**SET PROBLEM:** Could you extract every entry below and reproduce it exactly?

**EXCERPTED RECORDS:**
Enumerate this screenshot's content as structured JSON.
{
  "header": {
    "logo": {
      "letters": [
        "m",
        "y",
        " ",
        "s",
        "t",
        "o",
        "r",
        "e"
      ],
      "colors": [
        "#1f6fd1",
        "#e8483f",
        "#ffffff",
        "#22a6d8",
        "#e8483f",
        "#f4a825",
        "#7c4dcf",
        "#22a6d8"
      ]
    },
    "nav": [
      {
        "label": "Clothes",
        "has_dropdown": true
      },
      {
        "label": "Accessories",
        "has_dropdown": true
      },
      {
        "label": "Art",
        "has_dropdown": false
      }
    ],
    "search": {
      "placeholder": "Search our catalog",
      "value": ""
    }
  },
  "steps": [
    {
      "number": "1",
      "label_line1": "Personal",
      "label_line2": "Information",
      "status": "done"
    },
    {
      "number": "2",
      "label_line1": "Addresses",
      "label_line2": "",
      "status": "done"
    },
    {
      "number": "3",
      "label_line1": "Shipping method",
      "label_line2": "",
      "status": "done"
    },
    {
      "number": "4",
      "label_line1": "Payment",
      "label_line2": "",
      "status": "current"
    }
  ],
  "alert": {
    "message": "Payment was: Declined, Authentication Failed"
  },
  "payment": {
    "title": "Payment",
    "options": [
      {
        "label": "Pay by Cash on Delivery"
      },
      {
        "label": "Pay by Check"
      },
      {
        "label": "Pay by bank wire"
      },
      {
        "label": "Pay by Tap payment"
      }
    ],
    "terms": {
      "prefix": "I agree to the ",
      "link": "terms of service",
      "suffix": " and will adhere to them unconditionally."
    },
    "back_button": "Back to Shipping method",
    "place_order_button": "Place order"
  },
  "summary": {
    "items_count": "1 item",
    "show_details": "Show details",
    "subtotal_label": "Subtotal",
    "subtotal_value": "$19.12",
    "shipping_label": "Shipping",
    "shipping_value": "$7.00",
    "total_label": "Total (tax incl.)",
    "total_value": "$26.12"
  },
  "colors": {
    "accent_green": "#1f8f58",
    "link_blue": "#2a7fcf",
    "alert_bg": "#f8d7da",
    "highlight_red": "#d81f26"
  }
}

**FULL OUTPUT:**
Enumerate this screenshot's content as structured JSON.
{
  "header": {
    "logo": {
      "letters": [
        "m",
        "y",
        " ",
        "s",
        "t",
        "o",
        "r",
        "e"
      ],
      "colors": [
        "#1f6fd1",
        "#e8483f",
        "#ffffff",
        "#22a6d8",
        "#e8483f",
        "#f4a825",
        "#7c4dcf",
        "#22a6d8"
      ]
    },
    "nav": [
      {
        "label": "Clothes",
        "has_dropdown": true
      },
      {
        "label": "Accessories",
        "has_dropdown": true
      },
      {
        "label": "Art",
        "has_dropdown": false
      }
    ],
    "search": {
      "placeholder": "Search our catalog",
      "value": ""
    }
  },
  "steps": [
    {
      "number": "1",
      "label_line1": "Personal",
      "label_line2": "Information",
      "status": "done"
    },
    {
      "number": "2",
      "label_line1": "Addresses",
      "label_line2": "",
      "status": "done"
    },
    {
      "number": "3",
      "label_line1": "Shipping method",
      "label_line2": "",
      "status": "done"
    },
    {
      "number": "4",
      "label_line1": "Payment",
      "label_line2": "",
      "status": "current"
    }
  ],
  "alert": {
    "message": "Payment was: Declined, Authentication Failed"
  },
  "payment": {
    "title": "Payment",
    "options": [
      {
        "label": "Pay by Cash on Delivery"
      },
      {
        "label": "Pay by Check"
      },
      {
        "label": "Pay by bank wire"
      },
      {
        "label": "Pay by Tap payment"
      }
    ],
    "terms": {
      "prefix": "I agree to the ",
      "link": "terms of service",
      "suffix": " and will adhere to them unconditionally."
    },
    "back_button": "Back to Shipping method",
    "place_order_button": "Place order"
  },
  "summary": {
    "items_count": "1 item",
    "show_details": "Show details",
    "subtotal_label": "Subtotal",
    "subtotal_value": "$19.12",
    "shipping_label": "Shipping",
    "shipping_value": "$7.00",
    "total_label": "Total (tax incl.)",
    "total_value": "$26.12"
  },
  "colors": {
    "accent_green": "#1f8f58",
    "link_blue": "#2a7fcf",
    "alert_bg": "#f8d7da",
    "highlight_red": "#d81f26"
  }
}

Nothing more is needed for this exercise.